§ Prompt
All of the data below should be written out exactly.

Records

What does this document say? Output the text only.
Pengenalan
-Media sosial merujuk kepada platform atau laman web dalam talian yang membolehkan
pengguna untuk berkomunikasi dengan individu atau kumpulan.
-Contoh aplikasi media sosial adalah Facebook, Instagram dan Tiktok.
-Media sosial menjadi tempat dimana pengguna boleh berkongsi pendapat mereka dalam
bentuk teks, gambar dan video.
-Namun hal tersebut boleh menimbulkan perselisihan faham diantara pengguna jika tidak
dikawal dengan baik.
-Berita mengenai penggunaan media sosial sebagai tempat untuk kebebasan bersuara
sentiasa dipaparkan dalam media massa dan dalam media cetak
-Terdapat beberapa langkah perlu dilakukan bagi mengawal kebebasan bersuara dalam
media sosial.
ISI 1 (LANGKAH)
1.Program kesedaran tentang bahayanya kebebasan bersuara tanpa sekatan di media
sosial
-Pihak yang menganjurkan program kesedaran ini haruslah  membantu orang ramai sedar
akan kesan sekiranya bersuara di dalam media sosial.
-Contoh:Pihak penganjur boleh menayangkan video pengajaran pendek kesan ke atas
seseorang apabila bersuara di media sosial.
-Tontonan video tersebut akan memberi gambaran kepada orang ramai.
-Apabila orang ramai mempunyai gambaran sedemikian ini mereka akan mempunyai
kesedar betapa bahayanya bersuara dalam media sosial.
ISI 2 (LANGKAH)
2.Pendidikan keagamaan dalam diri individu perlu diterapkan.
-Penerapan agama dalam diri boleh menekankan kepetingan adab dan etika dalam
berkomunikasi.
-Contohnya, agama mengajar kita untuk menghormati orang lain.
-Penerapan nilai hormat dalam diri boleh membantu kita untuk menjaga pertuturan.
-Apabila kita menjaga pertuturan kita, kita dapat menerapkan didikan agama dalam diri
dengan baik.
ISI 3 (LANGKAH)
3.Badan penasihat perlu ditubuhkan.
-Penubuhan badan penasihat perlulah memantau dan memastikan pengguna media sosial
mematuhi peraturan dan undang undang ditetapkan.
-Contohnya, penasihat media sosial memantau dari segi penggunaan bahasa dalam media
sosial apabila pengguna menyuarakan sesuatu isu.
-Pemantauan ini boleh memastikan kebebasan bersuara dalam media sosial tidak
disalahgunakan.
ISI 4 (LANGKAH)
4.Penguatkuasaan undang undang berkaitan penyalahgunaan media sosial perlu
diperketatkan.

§ Exercise response
What does this document say? Output the text only.
Pengenalan
-Media sosial merujuk kepada platform atau laman web dalam talian yang membolehkan
pengguna untuk berkomunikasi dengan individu atau kumpulan.
-Contoh aplikasi media sosial adalah Facebook, Instagram dan Tiktok.
-Media sosial menjadi tempat dimana pengguna boleh berkongsi pendapat mereka dalam
bentuk teks, gambar dan video.
-Namun hal tersebut boleh menimbulkan perselisihan faham diantara pengguna jika tidak
dikawal dengan baik.
-Berita mengenai penggunaan media sosial sebagai tempat untuk kebebasan bersuara
sentiasa dipaparkan dalam media massa dan dalam media cetak
-Terdapat beberapa langkah perlu dilakukan bagi mengawal kebebasan bersuara dalam
media sosial.
ISI 1 (LANGKAH)
1.Program kesedaran tentang bahayanya kebebasan bersuara tanpa sekatan di media
sosial
-Pihak yang menganjurkan program kesedaran ini haruslah  membantu orang ramai sedar
akan kesan sekiranya bersuara di dalam media sosial.
-Contoh:Pihak penganjur boleh menayangkan video pengajaran pendek kesan ke atas
seseorang apabila bersuara di media sosial.
-Tontonan video tersebut akan memberi gambaran kepada orang ramai.
-Apabila orang ramai mempunyai gambaran sedemikian ini mereka akan mempunyai
kesedar betapa bahayanya bersuara dalam media sosial.
ISI 2 (LANGKAH)
2.Pendidikan keagamaan dalam diri individu perlu diterapkan.
-Penerapan agama dalam diri boleh menekankan kepetingan adab dan etika dalam
berkomunikasi.
-Contohnya, agama mengajar kita untuk menghormati orang lain.
-Penerapan nilai hormat dalam diri boleh membantu kita untuk menjaga pertuturan.
-Apabila kita menjaga pertuturan kita, kita dapat menerapkan didikan agama dalam diri
dengan baik.
ISI 3 (LANGKAH)
3.Badan penasihat perlu ditubuhkan.
-Penubuhan badan penasihat perlulah memantau dan memastikan pengguna media sosial
mematuhi peraturan dan undang undang ditetapkan.
-Contohnya, penasihat media sosial memantau dari segi penggunaan bahasa dalam media
sosial apabila pengguna menyuarakan sesuatu isu.
-Pemantauan ini boleh memastikan kebebasan bersuara dalam media sosial tidak
disalahgunakan.
ISI 4 (LANGKAH)
4.Penguatkuasaan undang undang berkaitan penyalahgunaan media sosial perlu
diperketatkan.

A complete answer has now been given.